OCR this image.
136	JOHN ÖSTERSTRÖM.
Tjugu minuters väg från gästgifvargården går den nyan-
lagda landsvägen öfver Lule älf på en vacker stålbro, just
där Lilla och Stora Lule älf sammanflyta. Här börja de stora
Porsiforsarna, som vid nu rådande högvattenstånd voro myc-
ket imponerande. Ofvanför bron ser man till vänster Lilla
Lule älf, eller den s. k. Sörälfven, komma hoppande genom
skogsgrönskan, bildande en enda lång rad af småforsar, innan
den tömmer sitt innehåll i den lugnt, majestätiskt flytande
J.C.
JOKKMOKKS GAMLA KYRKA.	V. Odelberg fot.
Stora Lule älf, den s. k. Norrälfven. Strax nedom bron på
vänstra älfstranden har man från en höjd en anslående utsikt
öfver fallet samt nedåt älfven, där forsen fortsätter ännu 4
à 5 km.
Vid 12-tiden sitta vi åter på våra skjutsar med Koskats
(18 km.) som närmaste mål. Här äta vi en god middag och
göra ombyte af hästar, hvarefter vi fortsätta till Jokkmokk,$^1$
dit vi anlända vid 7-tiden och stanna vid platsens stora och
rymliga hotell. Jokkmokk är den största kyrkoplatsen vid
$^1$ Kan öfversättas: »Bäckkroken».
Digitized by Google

==============================

> _WHAT THIS TASK INVOLVES_:
Return every line above where "tiden" appears.

> _RESPONSE TO THIS TASK_:
Vid 12-tiden sitta vi åter på våra skjutsar med Koskats
dit vi anlända vid 7-tiden och stanna vid platsens stora och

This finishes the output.